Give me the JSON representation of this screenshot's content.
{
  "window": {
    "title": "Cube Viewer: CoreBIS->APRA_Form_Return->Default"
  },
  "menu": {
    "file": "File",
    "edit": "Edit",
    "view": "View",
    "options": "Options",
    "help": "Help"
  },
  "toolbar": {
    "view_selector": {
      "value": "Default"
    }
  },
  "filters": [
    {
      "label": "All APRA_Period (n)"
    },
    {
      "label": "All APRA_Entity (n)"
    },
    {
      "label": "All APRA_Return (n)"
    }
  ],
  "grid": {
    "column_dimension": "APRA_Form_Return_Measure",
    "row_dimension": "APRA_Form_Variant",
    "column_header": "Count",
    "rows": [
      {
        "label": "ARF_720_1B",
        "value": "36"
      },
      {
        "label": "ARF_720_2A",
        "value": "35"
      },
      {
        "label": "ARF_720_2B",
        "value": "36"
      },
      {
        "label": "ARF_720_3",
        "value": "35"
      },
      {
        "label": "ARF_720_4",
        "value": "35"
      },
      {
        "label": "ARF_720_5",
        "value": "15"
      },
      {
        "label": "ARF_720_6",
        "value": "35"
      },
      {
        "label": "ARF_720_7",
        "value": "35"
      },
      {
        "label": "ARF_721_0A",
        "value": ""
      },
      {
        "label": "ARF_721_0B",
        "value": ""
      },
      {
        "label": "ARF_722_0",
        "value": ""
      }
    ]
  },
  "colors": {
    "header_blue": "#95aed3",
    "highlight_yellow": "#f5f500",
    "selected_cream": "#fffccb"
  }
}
---
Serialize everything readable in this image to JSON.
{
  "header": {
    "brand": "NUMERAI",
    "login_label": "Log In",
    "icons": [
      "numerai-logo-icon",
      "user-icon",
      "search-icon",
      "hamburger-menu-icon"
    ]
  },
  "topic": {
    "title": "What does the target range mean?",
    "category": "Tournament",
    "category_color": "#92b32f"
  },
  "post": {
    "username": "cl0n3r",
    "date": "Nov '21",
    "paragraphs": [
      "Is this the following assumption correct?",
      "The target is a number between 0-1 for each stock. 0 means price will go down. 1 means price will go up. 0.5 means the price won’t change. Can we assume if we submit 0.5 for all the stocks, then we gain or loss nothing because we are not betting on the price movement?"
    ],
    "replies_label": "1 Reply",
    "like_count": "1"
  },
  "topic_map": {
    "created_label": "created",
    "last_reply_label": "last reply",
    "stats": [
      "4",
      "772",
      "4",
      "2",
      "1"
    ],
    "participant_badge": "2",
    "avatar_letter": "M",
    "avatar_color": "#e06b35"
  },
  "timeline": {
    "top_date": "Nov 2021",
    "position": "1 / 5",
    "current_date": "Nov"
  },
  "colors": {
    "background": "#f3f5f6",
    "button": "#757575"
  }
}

Task objective :: For each line above that contains the word "title", copy that line.

Solution ::
    "title": "Cube Viewer: CoreBIS->APRA_Form_Return->Default"
    "title": "What does the target range mean?",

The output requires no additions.